* **What is needed**: Keep pictures out. Copy exactly the lines from the one containing "Decode this image" to the one containing "Serialize everything readable", endpoints included.

┌──

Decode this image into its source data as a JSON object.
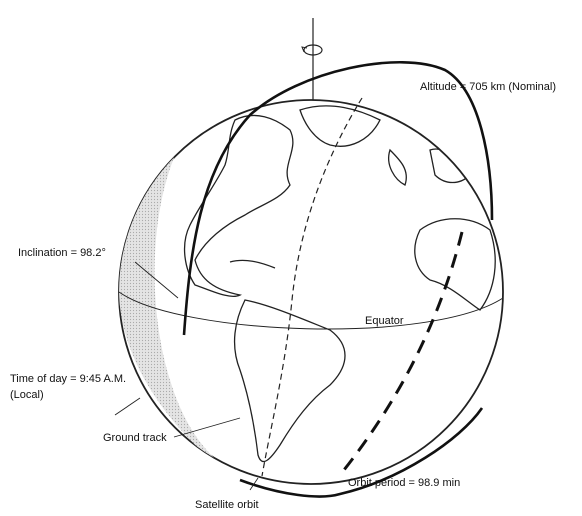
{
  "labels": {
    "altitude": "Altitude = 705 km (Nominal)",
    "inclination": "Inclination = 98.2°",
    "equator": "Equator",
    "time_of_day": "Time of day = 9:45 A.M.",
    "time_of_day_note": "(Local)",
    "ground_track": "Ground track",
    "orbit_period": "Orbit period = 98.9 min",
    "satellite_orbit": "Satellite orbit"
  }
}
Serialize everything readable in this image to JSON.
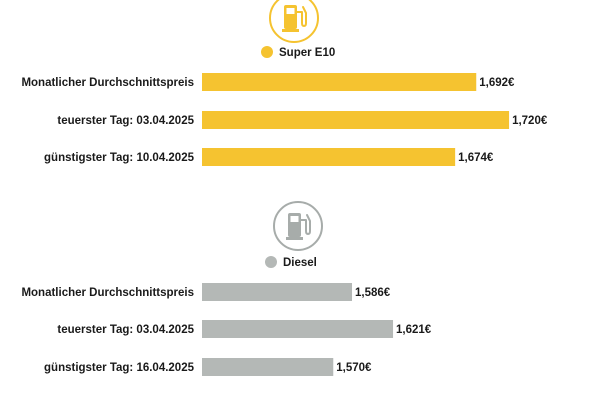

└──
┌──

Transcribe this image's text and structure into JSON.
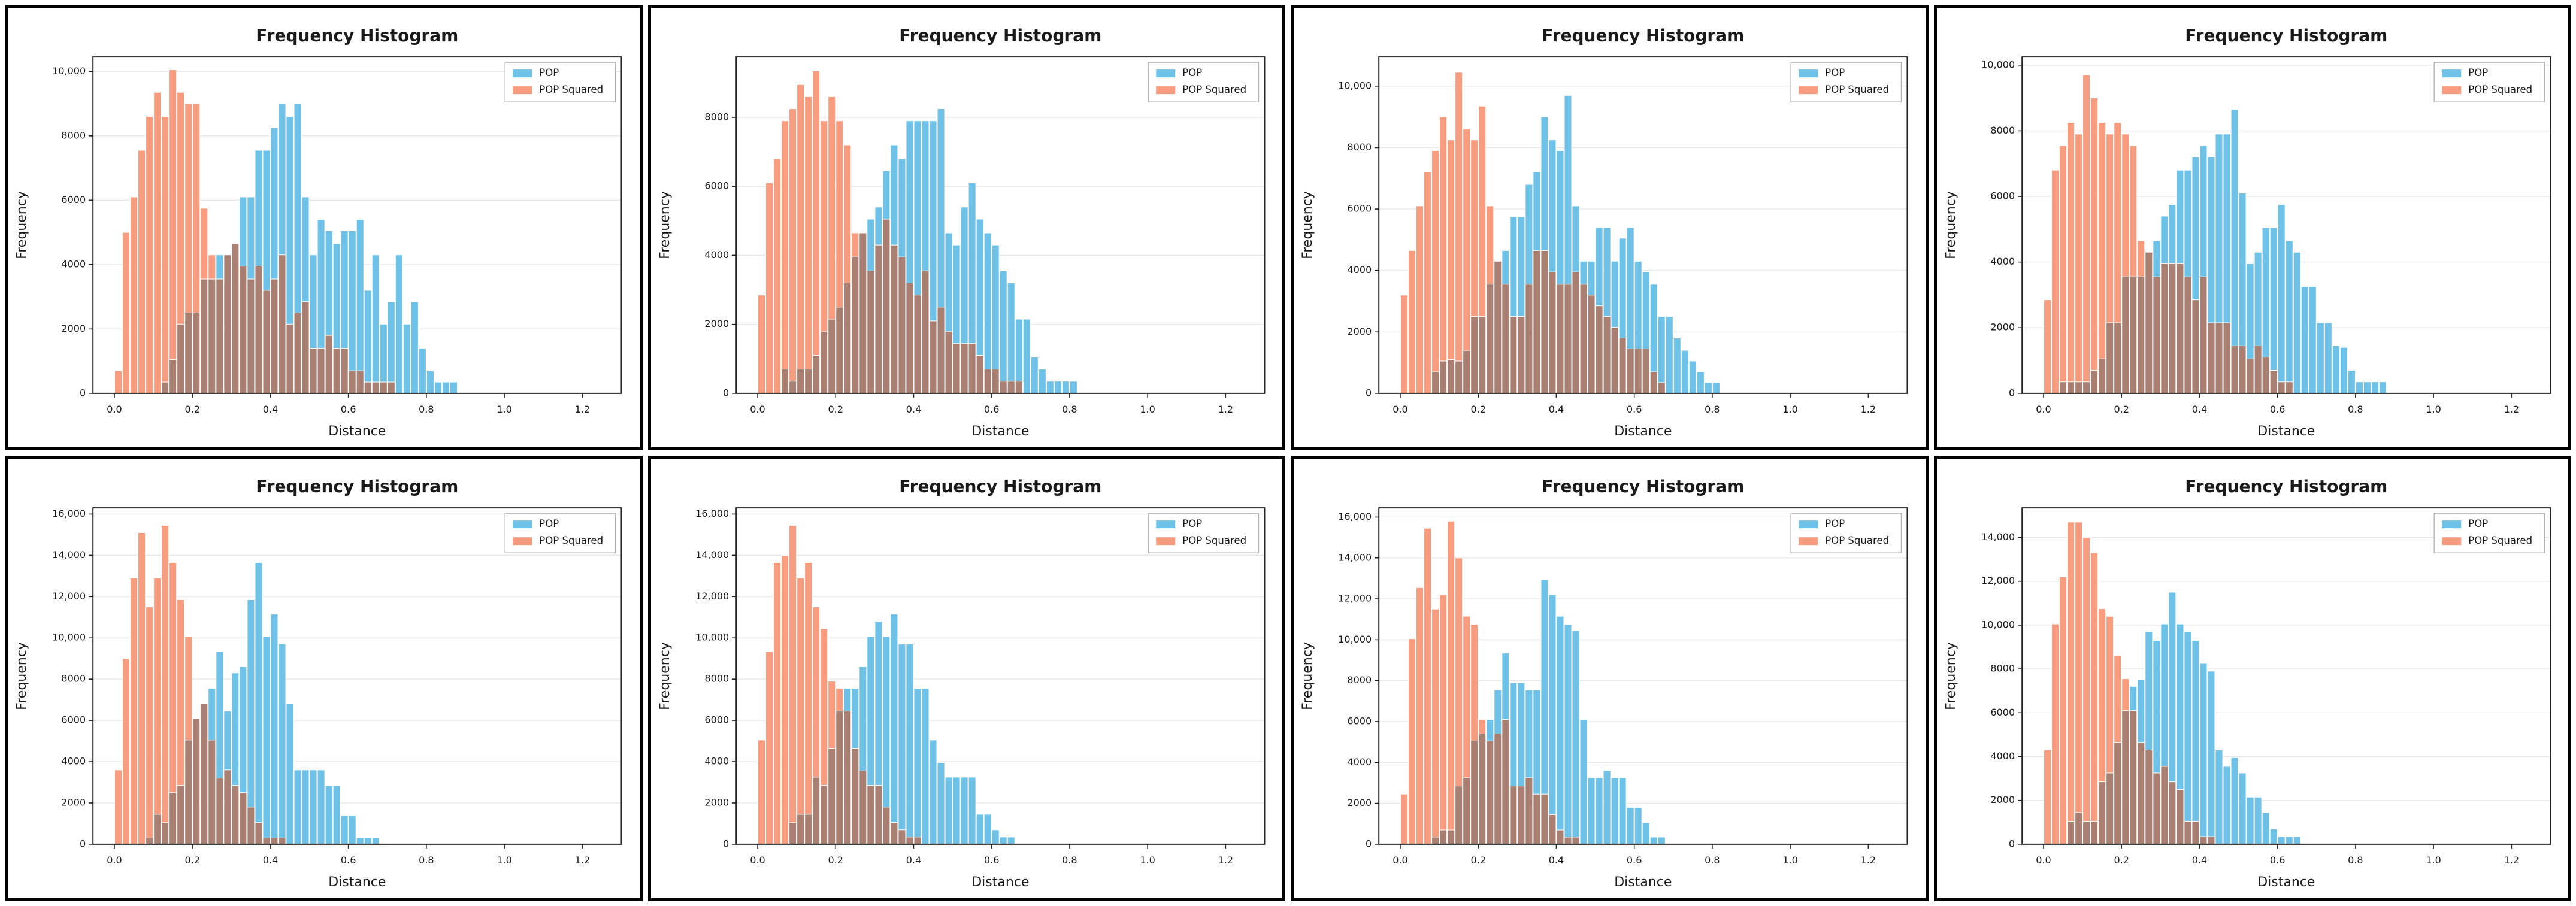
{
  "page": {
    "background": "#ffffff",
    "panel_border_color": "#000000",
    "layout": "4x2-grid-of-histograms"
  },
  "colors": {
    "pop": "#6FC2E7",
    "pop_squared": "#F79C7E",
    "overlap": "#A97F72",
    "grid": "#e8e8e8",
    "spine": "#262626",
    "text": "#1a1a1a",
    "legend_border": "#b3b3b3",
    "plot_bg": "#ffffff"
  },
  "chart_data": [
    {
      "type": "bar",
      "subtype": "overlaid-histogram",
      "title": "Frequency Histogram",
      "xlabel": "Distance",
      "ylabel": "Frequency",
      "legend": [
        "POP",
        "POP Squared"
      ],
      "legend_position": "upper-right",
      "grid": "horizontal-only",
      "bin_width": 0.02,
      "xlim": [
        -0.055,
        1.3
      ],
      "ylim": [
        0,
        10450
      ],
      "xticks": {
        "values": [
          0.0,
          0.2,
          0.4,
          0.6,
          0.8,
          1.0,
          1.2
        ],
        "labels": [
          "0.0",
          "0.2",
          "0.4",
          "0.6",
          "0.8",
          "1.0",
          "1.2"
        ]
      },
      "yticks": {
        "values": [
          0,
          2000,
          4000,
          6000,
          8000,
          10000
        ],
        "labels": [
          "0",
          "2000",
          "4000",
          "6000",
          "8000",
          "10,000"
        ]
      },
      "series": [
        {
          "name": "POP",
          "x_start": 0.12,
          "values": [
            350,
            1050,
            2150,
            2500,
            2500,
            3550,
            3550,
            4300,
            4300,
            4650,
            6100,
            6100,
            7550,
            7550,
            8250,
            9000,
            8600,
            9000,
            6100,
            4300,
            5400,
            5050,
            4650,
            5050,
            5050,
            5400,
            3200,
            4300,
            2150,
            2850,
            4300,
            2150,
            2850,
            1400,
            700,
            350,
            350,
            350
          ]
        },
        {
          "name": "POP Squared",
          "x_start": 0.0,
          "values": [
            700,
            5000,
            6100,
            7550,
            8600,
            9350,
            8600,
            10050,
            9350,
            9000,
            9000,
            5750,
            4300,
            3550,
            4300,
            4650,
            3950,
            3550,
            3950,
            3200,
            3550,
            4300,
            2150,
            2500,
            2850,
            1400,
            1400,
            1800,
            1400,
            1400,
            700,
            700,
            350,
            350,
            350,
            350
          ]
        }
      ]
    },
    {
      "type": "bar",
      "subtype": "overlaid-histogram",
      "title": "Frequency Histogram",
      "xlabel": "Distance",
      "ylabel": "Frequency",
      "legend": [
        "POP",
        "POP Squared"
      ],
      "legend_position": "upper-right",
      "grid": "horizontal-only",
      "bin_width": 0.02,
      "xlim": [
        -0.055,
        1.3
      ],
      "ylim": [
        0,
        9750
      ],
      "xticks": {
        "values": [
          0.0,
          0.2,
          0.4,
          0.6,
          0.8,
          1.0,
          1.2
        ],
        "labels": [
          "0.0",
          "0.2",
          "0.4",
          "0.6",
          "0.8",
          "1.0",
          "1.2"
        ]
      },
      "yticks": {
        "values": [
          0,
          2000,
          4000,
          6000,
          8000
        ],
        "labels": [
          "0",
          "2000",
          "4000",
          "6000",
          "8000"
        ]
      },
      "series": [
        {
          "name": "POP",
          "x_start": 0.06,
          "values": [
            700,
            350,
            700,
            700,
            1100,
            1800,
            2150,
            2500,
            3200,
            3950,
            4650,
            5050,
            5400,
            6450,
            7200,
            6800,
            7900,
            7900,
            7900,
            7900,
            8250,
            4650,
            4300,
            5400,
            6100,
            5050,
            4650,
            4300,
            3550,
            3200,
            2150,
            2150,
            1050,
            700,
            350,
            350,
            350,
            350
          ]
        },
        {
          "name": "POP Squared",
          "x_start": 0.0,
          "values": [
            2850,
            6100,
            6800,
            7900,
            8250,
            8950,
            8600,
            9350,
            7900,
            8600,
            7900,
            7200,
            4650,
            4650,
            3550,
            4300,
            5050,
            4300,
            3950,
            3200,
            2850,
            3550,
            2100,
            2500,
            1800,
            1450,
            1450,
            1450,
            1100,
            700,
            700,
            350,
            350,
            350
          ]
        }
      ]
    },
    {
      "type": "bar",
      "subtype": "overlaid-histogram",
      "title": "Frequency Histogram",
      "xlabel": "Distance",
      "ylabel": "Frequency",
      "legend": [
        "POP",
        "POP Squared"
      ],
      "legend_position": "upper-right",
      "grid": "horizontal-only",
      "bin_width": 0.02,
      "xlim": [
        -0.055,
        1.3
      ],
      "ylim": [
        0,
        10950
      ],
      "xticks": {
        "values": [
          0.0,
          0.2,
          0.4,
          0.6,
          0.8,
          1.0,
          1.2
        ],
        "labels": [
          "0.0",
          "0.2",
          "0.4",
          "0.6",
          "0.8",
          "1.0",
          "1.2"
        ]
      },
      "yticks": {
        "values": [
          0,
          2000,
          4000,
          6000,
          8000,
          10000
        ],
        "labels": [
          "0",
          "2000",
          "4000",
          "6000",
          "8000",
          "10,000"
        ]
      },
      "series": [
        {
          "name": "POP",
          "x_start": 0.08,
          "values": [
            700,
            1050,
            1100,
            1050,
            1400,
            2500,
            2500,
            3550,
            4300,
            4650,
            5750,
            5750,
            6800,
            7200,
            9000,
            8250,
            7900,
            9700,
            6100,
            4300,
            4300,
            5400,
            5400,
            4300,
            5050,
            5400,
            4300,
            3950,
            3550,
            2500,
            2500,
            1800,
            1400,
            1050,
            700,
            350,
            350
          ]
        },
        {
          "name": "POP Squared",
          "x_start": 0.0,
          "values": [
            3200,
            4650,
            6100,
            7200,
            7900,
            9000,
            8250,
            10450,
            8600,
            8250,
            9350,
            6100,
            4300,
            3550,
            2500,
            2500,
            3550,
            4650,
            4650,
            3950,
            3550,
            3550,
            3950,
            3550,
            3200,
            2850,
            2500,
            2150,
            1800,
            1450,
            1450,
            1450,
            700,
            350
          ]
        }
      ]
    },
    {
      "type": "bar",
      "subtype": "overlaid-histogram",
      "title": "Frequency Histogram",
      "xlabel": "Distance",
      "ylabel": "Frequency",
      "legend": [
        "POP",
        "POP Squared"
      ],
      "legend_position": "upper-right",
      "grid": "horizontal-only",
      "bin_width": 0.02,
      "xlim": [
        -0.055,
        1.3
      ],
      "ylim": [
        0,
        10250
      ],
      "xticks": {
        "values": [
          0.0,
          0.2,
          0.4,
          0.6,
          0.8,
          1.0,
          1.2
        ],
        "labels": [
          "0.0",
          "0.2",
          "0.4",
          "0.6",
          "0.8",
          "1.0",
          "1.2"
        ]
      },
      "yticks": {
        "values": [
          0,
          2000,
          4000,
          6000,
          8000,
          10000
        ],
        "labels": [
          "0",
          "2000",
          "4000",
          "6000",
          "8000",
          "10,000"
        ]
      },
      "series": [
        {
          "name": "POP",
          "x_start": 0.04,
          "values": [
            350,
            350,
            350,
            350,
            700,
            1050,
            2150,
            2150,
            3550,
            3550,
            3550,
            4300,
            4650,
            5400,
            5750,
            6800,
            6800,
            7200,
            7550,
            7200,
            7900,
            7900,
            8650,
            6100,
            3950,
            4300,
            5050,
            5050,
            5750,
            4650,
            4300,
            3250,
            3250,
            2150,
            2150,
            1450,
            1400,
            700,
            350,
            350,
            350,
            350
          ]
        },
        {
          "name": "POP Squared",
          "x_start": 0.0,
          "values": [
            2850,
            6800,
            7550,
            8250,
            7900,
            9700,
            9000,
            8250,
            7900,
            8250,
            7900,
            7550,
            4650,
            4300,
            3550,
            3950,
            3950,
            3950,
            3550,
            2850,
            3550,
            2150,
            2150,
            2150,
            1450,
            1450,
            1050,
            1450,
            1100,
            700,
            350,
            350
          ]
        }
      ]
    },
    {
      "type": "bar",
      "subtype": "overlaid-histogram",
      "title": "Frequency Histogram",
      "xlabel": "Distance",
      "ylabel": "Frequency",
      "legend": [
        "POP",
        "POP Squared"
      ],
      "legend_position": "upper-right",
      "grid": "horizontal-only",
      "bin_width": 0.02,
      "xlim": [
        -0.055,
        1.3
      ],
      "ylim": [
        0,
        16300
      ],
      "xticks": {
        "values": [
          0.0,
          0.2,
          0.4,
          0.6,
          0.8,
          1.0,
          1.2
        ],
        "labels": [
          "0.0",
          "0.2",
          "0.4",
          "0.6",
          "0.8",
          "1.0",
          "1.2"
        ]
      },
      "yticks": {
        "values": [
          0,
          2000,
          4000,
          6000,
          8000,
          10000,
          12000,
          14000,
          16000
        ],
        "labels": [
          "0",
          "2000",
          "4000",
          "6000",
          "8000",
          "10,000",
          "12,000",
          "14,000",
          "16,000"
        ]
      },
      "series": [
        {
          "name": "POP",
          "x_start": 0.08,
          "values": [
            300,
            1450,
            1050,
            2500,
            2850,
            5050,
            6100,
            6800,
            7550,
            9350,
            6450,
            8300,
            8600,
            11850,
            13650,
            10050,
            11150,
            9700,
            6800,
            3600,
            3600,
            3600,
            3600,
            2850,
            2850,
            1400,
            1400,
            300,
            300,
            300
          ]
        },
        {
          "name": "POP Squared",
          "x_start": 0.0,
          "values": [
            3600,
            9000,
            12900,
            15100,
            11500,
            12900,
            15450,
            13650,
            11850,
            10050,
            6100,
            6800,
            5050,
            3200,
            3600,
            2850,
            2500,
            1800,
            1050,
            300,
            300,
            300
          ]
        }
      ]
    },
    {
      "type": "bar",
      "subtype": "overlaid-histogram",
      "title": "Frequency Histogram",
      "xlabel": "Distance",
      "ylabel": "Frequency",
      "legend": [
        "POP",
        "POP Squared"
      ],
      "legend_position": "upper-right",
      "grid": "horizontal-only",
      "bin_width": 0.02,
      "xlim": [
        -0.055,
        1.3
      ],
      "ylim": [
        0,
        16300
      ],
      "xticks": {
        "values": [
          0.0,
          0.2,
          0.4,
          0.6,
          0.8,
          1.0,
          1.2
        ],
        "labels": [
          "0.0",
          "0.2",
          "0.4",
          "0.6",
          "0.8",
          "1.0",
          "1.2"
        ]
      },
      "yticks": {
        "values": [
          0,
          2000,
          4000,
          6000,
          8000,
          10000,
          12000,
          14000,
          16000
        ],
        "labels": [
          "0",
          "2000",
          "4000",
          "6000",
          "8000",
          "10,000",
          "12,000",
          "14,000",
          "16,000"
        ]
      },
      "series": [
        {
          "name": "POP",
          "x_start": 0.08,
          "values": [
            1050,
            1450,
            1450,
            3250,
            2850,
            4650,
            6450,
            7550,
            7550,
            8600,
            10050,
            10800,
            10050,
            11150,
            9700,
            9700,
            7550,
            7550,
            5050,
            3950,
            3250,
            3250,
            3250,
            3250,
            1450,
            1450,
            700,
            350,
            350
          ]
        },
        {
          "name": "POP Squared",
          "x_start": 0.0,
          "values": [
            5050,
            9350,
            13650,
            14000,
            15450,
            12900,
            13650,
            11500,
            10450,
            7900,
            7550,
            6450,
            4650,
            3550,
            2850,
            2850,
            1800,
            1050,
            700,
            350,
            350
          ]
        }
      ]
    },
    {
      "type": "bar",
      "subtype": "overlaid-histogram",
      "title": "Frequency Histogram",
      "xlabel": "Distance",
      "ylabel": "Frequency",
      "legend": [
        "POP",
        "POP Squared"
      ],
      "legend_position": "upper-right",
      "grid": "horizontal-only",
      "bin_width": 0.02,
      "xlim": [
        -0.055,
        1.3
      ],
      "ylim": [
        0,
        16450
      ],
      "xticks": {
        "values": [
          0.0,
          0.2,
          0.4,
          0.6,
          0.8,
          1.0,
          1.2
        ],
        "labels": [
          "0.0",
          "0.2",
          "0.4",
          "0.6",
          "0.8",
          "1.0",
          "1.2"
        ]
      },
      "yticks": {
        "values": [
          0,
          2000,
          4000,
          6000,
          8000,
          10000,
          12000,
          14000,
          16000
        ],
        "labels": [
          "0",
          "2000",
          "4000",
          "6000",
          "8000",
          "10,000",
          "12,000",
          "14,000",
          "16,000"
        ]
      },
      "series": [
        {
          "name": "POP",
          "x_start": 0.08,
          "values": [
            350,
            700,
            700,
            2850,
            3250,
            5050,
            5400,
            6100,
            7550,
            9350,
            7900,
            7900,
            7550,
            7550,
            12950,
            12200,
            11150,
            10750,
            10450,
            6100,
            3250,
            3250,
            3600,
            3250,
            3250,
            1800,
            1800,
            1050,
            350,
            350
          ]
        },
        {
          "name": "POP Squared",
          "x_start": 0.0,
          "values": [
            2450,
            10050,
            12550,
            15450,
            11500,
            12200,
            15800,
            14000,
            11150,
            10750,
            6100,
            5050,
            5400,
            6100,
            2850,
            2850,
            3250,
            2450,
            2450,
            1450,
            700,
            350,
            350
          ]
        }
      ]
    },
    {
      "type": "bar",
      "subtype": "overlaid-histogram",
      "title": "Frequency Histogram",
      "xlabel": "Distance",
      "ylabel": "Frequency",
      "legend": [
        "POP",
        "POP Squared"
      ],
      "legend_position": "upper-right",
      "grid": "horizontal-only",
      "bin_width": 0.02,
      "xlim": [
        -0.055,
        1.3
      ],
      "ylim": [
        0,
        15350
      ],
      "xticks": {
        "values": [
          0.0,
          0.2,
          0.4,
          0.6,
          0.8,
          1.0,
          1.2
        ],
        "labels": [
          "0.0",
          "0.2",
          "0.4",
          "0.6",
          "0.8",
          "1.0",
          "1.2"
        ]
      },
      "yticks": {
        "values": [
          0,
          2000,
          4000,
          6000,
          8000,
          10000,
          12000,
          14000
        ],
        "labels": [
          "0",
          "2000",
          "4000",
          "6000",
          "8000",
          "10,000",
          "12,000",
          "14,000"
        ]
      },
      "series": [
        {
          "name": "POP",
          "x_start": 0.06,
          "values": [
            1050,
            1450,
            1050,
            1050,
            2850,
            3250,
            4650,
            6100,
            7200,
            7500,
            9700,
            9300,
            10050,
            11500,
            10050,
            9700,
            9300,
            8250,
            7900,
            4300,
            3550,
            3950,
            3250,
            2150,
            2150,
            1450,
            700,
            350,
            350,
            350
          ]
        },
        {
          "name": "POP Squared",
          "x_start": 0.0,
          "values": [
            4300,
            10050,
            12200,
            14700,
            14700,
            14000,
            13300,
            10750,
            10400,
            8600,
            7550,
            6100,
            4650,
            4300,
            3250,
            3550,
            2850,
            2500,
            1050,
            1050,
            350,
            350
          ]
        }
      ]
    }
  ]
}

└──

* **Output**:
Decode this image into its source data as a JSON object.
{
  "labels": {
    "altitude": "Altitude = 705 km (Nominal)",
    "inclination": "Inclination = 98.2°",
    "equator": "Equator",
    "time_of_day": "Time of day = 9:45 A.M.",
    "time_of_day_note": "(Local)",
    "ground_track": "Ground track",
    "orbit_period": "Orbit period = 98.9 min",
    "satellite_orbit": "Satellite orbit"
  }
}
Serialize everything readable in this image to JSON.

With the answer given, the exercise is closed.